Pick out and copy every line below that has the word "MENCIONES".

----------------

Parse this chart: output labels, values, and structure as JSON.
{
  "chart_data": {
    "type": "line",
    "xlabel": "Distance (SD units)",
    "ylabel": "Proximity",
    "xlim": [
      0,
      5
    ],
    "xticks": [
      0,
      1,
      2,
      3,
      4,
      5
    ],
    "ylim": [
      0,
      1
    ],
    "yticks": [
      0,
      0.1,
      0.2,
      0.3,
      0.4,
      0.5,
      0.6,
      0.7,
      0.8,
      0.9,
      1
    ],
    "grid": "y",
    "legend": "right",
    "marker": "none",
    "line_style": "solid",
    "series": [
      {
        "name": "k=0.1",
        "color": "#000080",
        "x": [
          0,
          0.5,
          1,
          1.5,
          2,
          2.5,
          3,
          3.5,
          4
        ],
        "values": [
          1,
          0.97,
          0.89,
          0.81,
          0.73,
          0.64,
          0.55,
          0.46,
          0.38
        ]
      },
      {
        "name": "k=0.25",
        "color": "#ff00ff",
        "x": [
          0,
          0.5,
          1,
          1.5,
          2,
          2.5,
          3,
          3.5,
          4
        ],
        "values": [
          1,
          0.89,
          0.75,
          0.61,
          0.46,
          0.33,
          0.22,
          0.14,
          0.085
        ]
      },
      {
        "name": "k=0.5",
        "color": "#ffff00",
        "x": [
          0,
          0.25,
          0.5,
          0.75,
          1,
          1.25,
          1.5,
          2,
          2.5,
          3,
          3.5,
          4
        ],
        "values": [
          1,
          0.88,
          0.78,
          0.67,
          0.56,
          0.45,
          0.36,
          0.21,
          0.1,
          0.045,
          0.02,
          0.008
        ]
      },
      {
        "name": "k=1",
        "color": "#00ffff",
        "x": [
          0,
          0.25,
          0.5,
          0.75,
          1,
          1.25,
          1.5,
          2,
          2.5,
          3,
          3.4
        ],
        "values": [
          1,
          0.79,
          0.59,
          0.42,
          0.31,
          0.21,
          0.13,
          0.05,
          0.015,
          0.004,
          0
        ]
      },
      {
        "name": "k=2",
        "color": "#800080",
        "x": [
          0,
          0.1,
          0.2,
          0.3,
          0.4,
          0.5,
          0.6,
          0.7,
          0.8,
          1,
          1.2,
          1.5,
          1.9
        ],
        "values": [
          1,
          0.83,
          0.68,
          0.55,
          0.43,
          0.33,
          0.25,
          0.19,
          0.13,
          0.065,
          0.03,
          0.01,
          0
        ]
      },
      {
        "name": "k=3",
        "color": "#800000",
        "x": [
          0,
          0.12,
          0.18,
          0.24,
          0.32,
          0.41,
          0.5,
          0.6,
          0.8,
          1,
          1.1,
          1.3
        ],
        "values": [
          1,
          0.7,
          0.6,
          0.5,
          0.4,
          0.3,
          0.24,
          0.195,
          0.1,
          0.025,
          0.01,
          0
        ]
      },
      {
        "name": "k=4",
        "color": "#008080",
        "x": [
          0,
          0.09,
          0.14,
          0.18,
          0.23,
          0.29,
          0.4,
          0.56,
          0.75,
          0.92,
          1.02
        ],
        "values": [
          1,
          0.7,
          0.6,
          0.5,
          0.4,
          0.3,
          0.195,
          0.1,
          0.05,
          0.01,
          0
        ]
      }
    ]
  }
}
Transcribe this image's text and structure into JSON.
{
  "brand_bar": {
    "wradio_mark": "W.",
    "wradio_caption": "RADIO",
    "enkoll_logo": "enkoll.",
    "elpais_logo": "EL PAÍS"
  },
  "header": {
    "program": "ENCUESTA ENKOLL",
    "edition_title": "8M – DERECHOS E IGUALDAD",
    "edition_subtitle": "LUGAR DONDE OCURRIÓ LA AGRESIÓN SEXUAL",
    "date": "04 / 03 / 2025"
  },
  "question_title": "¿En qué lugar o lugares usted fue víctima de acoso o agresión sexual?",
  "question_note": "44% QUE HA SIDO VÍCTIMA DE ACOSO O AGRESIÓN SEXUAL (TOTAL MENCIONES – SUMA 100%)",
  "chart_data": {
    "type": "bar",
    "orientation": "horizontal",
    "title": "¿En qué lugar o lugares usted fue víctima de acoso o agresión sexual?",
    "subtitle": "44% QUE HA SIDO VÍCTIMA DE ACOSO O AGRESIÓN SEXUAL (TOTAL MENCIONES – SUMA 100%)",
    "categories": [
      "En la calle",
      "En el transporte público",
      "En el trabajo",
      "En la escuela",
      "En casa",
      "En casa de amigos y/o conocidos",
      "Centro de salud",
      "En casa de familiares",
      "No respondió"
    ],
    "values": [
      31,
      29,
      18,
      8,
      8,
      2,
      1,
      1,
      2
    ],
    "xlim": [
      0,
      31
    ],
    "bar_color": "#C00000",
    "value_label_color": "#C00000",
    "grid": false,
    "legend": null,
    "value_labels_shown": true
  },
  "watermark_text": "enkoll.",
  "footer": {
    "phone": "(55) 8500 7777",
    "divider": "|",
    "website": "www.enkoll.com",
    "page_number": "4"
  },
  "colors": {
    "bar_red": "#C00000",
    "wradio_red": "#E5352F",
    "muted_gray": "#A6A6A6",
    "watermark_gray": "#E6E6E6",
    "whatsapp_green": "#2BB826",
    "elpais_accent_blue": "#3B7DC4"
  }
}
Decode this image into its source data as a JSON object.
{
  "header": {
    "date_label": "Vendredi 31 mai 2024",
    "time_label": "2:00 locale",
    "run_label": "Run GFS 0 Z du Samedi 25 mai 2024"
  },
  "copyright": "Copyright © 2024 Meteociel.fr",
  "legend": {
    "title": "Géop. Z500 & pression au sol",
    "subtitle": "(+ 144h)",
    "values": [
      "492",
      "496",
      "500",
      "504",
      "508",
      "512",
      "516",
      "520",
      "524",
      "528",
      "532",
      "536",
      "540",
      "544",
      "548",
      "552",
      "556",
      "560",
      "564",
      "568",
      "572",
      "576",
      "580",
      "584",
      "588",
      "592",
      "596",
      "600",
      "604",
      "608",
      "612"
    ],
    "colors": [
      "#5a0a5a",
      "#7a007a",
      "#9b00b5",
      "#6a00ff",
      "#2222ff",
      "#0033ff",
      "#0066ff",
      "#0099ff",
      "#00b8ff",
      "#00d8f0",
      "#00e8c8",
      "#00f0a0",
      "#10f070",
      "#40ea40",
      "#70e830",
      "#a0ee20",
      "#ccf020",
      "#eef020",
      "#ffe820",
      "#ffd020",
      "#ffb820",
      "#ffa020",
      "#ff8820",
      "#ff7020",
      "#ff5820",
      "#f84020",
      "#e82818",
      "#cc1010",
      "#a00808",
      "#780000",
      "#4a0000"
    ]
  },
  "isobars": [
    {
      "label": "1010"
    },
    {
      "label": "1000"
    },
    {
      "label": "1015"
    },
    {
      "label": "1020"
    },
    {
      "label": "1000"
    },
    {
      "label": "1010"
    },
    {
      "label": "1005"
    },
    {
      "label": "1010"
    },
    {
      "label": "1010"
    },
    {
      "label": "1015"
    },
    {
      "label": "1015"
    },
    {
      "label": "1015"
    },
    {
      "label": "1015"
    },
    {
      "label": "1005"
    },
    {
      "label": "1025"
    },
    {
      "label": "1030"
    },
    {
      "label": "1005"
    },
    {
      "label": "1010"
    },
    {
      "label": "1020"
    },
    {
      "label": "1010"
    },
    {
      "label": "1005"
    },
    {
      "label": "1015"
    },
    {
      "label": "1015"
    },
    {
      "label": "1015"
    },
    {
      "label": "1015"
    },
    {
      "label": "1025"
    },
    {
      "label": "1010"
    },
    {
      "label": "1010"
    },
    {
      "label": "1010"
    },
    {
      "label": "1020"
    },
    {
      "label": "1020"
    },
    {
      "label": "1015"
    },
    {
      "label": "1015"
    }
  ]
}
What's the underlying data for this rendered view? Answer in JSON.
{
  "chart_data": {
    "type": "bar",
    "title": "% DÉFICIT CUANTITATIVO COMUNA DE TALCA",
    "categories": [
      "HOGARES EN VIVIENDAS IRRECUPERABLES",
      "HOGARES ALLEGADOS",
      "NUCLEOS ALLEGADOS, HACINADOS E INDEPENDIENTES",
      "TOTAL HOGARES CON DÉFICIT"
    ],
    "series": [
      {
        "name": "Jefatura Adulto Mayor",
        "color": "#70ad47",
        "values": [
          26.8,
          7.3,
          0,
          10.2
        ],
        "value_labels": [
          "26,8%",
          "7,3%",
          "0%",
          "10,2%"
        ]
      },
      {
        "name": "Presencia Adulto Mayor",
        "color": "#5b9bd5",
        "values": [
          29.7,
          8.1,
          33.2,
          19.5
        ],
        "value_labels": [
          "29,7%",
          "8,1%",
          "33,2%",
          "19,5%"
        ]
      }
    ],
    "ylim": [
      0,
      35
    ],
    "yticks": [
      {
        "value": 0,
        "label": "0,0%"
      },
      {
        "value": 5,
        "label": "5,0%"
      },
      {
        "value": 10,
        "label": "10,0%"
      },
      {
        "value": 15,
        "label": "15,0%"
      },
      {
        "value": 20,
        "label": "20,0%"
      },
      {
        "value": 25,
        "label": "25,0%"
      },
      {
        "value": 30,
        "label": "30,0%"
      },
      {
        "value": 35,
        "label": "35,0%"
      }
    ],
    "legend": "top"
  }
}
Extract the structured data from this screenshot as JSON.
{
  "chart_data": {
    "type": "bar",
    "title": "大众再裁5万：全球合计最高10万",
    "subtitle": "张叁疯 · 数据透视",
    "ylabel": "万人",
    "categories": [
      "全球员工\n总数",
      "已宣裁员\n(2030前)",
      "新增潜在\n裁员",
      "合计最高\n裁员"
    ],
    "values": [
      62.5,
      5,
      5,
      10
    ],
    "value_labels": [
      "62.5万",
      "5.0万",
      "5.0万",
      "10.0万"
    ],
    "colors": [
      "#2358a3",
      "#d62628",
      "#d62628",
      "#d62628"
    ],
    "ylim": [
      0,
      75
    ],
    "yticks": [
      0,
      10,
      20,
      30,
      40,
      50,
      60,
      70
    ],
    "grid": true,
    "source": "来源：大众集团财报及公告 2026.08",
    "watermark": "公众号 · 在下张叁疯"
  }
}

----------------

### Answer for the task
  "question_note": "44% QUE HA SIDO VÍCTIMA DE ACOSO O AGRESIÓN SEXUAL (TOTAL MENCIONES – SUMA 100%)",
    "subtitle": "44% QUE HA SIDO VÍCTIMA DE ACOSO O AGRESIÓN SEXUAL (TOTAL MENCIONES – SUMA 100%)",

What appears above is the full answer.